■ **EXERCISE**
Copy every line of the entries that includes the word "Seattle".

■ **RECORDS SUPPLIED**
--*--

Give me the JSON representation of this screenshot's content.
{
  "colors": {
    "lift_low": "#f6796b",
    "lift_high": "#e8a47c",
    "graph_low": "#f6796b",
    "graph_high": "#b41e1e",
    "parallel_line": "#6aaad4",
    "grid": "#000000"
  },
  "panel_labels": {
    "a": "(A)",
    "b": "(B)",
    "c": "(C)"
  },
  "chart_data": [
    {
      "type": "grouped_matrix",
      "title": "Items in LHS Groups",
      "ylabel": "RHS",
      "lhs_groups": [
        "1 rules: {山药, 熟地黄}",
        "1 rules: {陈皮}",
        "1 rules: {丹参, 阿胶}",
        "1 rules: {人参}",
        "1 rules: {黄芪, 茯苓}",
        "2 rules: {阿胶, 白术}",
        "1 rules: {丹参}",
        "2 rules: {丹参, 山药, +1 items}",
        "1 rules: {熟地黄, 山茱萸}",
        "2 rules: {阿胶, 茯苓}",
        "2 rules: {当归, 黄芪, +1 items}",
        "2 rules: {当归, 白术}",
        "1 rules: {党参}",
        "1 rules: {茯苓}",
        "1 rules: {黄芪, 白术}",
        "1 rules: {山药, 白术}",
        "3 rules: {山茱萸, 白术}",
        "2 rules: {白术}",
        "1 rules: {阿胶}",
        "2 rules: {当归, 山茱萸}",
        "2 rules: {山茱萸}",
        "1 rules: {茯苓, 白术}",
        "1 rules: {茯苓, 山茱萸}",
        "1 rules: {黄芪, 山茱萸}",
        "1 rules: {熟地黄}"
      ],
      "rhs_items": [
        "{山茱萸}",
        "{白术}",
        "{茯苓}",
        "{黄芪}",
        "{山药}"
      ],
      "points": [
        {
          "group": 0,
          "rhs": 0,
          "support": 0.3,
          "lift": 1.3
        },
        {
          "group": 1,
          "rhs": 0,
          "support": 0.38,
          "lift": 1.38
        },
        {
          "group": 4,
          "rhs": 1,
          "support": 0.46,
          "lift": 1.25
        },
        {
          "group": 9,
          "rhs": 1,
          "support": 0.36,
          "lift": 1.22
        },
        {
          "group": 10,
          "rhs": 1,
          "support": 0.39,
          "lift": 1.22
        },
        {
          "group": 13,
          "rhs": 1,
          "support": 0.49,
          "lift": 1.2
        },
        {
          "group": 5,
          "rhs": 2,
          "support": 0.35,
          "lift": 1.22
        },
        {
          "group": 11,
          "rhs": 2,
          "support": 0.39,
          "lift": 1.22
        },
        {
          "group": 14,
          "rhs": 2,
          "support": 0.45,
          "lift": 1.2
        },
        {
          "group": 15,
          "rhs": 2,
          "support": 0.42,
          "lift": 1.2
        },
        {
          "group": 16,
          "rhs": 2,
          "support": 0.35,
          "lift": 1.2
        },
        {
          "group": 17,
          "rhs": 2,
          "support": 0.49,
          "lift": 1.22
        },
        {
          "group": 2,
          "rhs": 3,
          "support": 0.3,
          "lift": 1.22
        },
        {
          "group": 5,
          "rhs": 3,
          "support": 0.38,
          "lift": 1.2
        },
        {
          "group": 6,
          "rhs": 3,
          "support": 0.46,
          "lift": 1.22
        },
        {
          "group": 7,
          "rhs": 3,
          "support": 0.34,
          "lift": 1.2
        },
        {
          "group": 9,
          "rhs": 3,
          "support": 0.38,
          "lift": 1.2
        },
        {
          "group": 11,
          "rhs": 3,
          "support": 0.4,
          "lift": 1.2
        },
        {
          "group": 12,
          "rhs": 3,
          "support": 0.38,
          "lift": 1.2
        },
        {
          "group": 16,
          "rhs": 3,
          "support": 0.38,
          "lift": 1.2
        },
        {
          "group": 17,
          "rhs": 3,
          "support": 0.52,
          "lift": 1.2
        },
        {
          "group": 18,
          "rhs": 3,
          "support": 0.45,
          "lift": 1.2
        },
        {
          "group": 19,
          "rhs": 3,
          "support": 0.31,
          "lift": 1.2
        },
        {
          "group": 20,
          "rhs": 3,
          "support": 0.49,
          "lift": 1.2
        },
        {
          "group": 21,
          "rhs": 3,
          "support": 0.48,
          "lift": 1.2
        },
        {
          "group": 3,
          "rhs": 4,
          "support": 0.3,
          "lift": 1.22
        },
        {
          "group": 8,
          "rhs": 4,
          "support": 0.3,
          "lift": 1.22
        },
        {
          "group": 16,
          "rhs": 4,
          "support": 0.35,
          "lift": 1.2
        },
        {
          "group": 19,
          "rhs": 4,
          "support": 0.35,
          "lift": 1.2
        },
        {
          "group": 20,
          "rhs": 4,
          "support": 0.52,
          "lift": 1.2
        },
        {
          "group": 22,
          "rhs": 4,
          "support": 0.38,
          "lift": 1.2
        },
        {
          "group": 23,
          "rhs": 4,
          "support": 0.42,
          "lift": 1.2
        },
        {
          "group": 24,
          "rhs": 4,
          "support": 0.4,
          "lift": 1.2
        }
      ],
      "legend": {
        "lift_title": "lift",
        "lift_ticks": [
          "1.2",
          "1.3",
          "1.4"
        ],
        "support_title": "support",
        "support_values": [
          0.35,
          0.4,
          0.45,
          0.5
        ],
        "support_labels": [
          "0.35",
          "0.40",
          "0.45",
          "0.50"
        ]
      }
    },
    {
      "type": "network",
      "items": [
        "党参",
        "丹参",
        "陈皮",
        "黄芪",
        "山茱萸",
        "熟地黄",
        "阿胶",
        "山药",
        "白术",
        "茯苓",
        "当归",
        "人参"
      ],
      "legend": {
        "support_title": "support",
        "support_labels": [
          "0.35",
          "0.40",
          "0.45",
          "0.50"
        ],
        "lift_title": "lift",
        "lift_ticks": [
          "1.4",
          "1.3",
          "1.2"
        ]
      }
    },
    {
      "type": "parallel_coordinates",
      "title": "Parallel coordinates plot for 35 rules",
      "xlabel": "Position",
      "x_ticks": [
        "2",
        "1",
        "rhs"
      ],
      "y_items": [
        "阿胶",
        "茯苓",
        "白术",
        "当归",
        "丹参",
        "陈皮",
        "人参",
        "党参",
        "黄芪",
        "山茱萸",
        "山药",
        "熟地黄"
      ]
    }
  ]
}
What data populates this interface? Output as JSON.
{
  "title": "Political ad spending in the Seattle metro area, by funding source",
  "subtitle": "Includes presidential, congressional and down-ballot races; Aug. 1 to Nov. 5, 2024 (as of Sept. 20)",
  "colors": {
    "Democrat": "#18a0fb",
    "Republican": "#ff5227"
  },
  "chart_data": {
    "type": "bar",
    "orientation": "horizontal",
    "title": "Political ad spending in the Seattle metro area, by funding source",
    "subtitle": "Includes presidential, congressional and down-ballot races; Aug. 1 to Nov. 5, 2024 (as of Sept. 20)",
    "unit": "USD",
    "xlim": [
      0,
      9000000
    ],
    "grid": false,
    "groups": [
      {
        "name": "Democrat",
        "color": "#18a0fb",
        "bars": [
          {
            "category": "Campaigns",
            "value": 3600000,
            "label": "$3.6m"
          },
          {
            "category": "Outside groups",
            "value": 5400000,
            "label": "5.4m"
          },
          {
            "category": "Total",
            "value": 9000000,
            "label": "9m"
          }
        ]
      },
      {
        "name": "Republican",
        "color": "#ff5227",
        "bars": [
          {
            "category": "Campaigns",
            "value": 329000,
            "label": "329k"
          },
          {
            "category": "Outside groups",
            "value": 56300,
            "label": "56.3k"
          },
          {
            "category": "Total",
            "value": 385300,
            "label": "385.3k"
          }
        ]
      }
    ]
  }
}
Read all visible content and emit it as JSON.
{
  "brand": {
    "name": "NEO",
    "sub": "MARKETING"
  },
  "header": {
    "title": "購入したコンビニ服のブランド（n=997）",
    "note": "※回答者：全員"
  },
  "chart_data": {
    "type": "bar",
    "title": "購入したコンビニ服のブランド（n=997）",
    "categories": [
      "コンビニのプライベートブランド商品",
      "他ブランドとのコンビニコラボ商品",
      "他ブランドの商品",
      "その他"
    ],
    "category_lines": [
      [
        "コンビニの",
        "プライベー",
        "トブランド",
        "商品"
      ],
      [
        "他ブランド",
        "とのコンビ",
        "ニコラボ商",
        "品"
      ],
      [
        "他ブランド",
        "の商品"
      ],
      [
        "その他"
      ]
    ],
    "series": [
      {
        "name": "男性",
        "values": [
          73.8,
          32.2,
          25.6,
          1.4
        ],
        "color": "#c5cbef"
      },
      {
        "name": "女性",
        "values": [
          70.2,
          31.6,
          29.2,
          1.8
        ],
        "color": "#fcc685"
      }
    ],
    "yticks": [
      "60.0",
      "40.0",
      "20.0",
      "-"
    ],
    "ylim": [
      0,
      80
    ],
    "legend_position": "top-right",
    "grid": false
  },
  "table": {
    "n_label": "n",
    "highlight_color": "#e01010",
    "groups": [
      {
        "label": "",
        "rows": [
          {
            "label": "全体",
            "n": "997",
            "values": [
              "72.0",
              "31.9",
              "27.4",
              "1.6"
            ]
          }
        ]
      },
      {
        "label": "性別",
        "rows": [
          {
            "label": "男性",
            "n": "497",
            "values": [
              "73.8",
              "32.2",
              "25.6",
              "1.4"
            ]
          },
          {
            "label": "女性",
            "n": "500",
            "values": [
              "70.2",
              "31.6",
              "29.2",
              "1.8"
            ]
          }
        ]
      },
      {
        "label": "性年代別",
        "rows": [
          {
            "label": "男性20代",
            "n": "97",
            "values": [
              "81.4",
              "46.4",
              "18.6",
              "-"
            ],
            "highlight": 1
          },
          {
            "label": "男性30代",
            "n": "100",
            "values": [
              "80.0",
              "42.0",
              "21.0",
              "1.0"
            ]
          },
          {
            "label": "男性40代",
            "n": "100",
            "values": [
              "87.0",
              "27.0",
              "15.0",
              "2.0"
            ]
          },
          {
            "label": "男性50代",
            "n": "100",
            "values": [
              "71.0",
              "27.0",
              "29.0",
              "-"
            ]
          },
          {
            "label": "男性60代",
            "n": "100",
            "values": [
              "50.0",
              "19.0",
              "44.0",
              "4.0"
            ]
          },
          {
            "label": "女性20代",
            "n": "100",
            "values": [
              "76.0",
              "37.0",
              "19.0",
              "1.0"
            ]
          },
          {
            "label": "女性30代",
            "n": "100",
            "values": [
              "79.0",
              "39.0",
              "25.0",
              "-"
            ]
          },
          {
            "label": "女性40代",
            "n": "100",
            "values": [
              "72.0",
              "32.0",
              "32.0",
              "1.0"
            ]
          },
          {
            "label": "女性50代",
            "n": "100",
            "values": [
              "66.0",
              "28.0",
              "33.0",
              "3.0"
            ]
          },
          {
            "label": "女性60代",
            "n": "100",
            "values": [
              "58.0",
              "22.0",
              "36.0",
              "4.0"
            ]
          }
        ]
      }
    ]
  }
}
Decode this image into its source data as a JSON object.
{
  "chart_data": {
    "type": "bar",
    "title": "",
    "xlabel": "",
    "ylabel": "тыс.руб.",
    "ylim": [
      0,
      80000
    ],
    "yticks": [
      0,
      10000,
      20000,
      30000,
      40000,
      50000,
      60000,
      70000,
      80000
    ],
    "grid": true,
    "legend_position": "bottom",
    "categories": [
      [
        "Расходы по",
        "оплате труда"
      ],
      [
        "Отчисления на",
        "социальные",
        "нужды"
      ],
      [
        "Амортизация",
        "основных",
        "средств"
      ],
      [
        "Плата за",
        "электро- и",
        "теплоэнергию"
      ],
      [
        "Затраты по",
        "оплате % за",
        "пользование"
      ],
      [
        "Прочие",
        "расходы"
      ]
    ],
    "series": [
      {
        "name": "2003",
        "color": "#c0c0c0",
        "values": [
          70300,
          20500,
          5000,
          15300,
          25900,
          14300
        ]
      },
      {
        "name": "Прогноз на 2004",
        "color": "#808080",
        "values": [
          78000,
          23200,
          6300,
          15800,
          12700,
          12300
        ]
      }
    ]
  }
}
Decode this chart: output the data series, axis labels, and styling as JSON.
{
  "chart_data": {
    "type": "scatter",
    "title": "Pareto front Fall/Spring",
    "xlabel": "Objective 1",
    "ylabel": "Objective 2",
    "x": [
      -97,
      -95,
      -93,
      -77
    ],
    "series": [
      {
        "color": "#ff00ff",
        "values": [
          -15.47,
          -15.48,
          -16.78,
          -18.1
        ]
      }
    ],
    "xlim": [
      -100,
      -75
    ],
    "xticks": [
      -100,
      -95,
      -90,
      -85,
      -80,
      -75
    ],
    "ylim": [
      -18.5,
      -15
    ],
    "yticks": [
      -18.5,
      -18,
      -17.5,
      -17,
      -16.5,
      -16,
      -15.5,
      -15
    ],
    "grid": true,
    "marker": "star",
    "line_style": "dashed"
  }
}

--*--

■ **SOLVED EXERCISE**
  "title": "Political ad spending in the Seattle metro area, by funding source",
    "title": "Political ad spending in the Seattle metro area, by funding source",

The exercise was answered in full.